Set down everything from the start of the records below down to the line containing "- data-point: [733, 554, 741, 561]", both ends included, copying each line without any change.

[RECORDS SUPPLIED]:
↓

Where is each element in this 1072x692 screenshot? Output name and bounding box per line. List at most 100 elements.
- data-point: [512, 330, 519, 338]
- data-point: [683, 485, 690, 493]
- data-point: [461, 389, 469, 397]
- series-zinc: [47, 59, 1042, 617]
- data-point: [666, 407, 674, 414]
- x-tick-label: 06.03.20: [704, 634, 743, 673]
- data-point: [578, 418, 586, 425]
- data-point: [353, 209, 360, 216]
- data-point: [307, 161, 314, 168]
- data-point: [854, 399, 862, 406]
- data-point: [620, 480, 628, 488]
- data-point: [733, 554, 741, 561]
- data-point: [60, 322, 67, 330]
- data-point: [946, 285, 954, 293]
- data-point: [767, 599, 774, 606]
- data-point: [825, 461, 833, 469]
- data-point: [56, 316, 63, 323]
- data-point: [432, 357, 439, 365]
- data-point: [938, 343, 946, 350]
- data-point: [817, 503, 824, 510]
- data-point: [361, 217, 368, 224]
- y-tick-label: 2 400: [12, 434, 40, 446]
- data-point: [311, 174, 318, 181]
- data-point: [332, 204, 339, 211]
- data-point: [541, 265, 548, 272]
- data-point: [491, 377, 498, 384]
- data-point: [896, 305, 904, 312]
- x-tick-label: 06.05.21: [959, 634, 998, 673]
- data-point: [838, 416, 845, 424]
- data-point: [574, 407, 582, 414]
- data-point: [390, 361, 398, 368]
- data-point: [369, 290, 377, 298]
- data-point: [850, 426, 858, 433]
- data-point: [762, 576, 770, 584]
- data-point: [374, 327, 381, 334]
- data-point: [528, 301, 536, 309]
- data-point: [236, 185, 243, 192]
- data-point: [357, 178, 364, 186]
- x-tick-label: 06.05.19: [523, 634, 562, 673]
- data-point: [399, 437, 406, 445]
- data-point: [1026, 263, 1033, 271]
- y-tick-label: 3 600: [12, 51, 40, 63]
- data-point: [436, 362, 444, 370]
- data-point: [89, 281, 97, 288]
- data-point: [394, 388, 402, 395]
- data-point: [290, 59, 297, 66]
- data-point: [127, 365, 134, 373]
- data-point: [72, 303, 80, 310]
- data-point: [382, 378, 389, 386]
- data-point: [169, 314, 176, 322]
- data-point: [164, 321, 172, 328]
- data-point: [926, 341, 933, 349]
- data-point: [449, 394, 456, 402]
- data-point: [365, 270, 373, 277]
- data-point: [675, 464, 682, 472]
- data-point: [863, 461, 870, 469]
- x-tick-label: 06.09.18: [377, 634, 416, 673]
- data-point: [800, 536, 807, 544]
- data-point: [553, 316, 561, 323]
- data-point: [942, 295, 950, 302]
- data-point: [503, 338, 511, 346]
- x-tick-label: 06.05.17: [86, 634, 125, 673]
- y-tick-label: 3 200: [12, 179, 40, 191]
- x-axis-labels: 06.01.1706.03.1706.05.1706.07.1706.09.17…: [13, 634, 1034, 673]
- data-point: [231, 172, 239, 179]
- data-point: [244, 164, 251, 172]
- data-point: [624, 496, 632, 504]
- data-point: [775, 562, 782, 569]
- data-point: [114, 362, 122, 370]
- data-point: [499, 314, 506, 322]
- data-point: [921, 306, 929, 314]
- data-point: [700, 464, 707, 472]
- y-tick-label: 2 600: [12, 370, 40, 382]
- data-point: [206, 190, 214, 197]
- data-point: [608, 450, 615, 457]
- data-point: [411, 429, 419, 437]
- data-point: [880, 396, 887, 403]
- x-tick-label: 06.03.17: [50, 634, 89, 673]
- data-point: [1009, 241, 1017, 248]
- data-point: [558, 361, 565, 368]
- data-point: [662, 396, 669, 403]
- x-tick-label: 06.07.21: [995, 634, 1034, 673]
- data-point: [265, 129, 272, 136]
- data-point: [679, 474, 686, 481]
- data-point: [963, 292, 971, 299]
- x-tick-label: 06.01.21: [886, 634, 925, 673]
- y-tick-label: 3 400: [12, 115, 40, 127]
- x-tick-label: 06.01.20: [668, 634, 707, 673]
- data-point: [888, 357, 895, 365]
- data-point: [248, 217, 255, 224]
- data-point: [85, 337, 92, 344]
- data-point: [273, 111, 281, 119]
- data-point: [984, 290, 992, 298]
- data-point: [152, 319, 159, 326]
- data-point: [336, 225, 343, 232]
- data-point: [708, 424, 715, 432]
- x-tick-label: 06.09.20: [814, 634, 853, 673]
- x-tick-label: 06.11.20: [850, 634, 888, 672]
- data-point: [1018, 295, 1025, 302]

↑

[RESULT BELOW]:
Where is each element in this 1072x692 screenshot? Output name and bounding box per line. List at most 100 elements.
- data-point: [512, 330, 519, 338]
- data-point: [683, 485, 690, 493]
- data-point: [461, 389, 469, 397]
- series-zinc: [47, 59, 1042, 617]
- data-point: [666, 407, 674, 414]
- x-tick-label: 06.03.20: [704, 634, 743, 673]
- data-point: [578, 418, 586, 425]
- data-point: [353, 209, 360, 216]
- data-point: [307, 161, 314, 168]
- data-point: [854, 399, 862, 406]
- data-point: [620, 480, 628, 488]
- data-point: [733, 554, 741, 561]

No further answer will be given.